# [Written task]
Set each entry down verbatim, omitting images.

# [Data for the task]
------------------------------------------------

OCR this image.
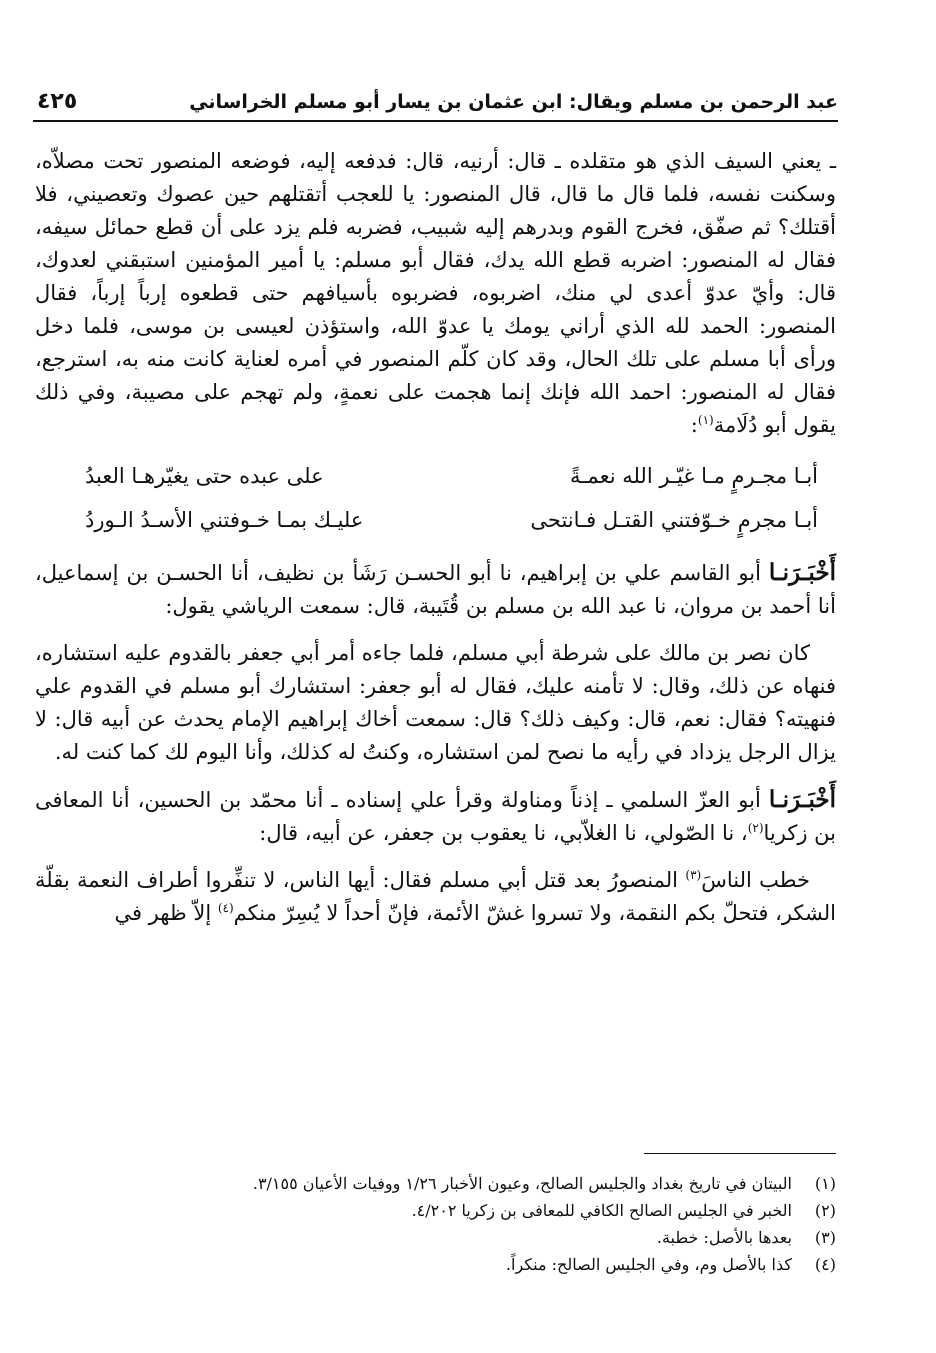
عبد الرحمن بن مسلم ويقال: ابن عثمان بن يسار أبو مسلم الخراساني
٤٢٥

ـ يعني السيف الذي هو متقلده ـ قال: أرنيه، قال: فدفعه إليه، فوضعه المنصور تحت مصلاّه، وسكنت نفسه، فلما قال ما قال، قال المنصور: يا للعجب أتقتلهم حين عصوك وتعصيني، فلا أقتلك؟ ثم صفّق، فخرج القوم وبدرهم إليه شبيب، فضربه فلم يزد على أن قطع حمائل سيفه، فقال له المنصور: اضربه قطع الله يدك، فقال أبو مسلم: يا أمير المؤمنين استبقني لعدوك، قال: وأيّ عدوّ أعدى لي منك، اضربوه، فضربوه بأسيافهم حتى قطعوه إرباً إرباً، فقال المنصور: الحمد لله الذي أراني يومك يا عدوّ الله، واستؤذن لعيسى بن موسى، فلما دخل ورأى أبا مسلم على تلك الحال، وقد كان كلّم المنصور في أمره لعناية كانت منه به، استرجع، فقال له المنصور: احمد الله فإنك إنما هجمت على نعمةٍ، ولم تهجم على مصيبة، وفي ذلك يقول أبو دُلَامة$^{(١)}$:

أبـا مجـرمٍ مـا غيّـر الله نعمـةً
على عبده حتى يغيّرهـا العبدُ
أبـا مجرمٍ خـوّفتني القتـل فـانتحى
عليـك بمـا خـوفتني الأسـدُ الـوردُ

أَخْبَـرَنـا أبو القاسم علي بن إبراهيم، نا أبو الحسـن رَشَأ بن نظيف، أنا الحسـن بن إسماعيل، أنا أحمد بن مروان، نا عبد الله بن مسلم بن قُتَيبة، قال: سمعت الرياشي يقول:

كان نصر بن مالك على شرطة أبي مسلم، فلما جاءه أمر أبي جعفر بالقدوم عليه استشاره، فنهاه عن ذلك، وقال: لا تأمنه عليك، فقال له أبو جعفر: استشارك أبو مسلم في القدوم علي فنهيته؟ فقال: نعم، قال: وكيف ذلك؟ قال: سمعت أخاك إبراهيم الإمام يحدث عن أبيه قال: لا يزال الرجل يزداد في رأيه ما نصح لمن استشاره، وكنتُ له كذلك، وأنا اليوم لك كما كنت له.

أَخْبَـرَنـا أبو العزّ السلمي ـ إذناً ومناولة وقرأ علي إسناده ـ أنا محمّد بن الحسين، أنا المعافى بن زكريا$^{(٢)}$، نا الصّولي، نا الغلاّبي، نا يعقوب بن جعفر، عن أبيه، قال:

خطب الناسَ$^{(٣)}$ المنصورُ بعد قتل أبي مسلم فقال: أيها الناس، لا تنفِّروا أطراف النعمة بقلّة الشكر، فتحلّ بكم النقمة، ولا تسروا غشّ الأئمة، فإنّ أحداً لا يُسِرّ منكم$^{(٤)}$ إلاّ ظهر في

(١)
البيتان في تاريخ بغداد والجليس الصالح، وعيون الأخبار ١/٢٦ ووفيات الأعيان ٣/١٥٥.
(٢)
الخبر في الجليس الصالح الكافي للمعافى بن زكريا ٤/٢٠٢.
(٣)
بعدها بالأصل: خطبة.
(٤)
كذا بالأصل وم، وفي الجليس الصالح: منكراً.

------------------------------------------------

# [Finished exercise]
OCR this image.
عبد الرحمن بن مسلم ويقال: ابن عثمان بن يسار أبو مسلم الخراساني
٤٢٥

ـ يعني السيف الذي هو متقلده ـ قال: أرنيه، قال: فدفعه إليه، فوضعه المنصور تحت مصلاّه، وسكنت نفسه، فلما قال ما قال، قال المنصور: يا للعجب أتقتلهم حين عصوك وتعصيني، فلا أقتلك؟ ثم صفّق، فخرج القوم وبدرهم إليه شبيب، فضربه فلم يزد على أن قطع حمائل سيفه، فقال له المنصور: اضربه قطع الله يدك، فقال أبو مسلم: يا أمير المؤمنين استبقني لعدوك، قال: وأيّ عدوّ أعدى لي منك، اضربوه، فضربوه بأسيافهم حتى قطعوه إرباً إرباً، فقال المنصور: الحمد لله الذي أراني يومك يا عدوّ الله، واستؤذن لعيسى بن موسى، فلما دخل ورأى أبا مسلم على تلك الحال، وقد كان كلّم المنصور في أمره لعناية كانت منه به، استرجع، فقال له المنصور: احمد الله فإنك إنما هجمت على نعمةٍ، ولم تهجم على مصيبة، وفي ذلك يقول أبو دُلَامة$^{(١)}$:

أبـا مجـرمٍ مـا غيّـر الله نعمـةً
على عبده حتى يغيّرهـا العبدُ
أبـا مجرمٍ خـوّفتني القتـل فـانتحى
عليـك بمـا خـوفتني الأسـدُ الـوردُ

أَخْبَـرَنـا أبو القاسم علي بن إبراهيم، نا أبو الحسـن رَشَأ بن نظيف، أنا الحسـن بن إسماعيل، أنا أحمد بن مروان، نا عبد الله بن مسلم بن قُتَيبة، قال: سمعت الرياشي يقول:

كان نصر بن مالك على شرطة أبي مسلم، فلما جاءه أمر أبي جعفر بالقدوم عليه استشاره، فنهاه عن ذلك، وقال: لا تأمنه عليك، فقال له أبو جعفر: استشارك أبو مسلم في القدوم علي فنهيته؟ فقال: نعم، قال: وكيف ذلك؟ قال: سمعت أخاك إبراهيم الإمام يحدث عن أبيه قال: لا يزال الرجل يزداد في رأيه ما نصح لمن استشاره، وكنتُ له كذلك، وأنا اليوم لك كما كنت له.

أَخْبَـرَنـا أبو العزّ السلمي ـ إذناً ومناولة وقرأ علي إسناده ـ أنا محمّد بن الحسين، أنا المعافى بن زكريا$^{(٢)}$، نا الصّولي، نا الغلاّبي، نا يعقوب بن جعفر، عن أبيه، قال:

خطب الناسَ$^{(٣)}$ المنصورُ بعد قتل أبي مسلم فقال: أيها الناس، لا تنفِّروا أطراف النعمة بقلّة الشكر، فتحلّ بكم النقمة، ولا تسروا غشّ الأئمة، فإنّ أحداً لا يُسِرّ منكم$^{(٤)}$ إلاّ ظهر في

(١)
البيتان في تاريخ بغداد والجليس الصالح، وعيون الأخبار ١/٢٦ ووفيات الأعيان ٣/١٥٥.
(٢)
الخبر في الجليس الصالح الكافي للمعافى بن زكريا ٤/٢٠٢.
(٣)
بعدها بالأصل: خطبة.
(٤)
كذا بالأصل وم، وفي الجليس الصالح: منكراً.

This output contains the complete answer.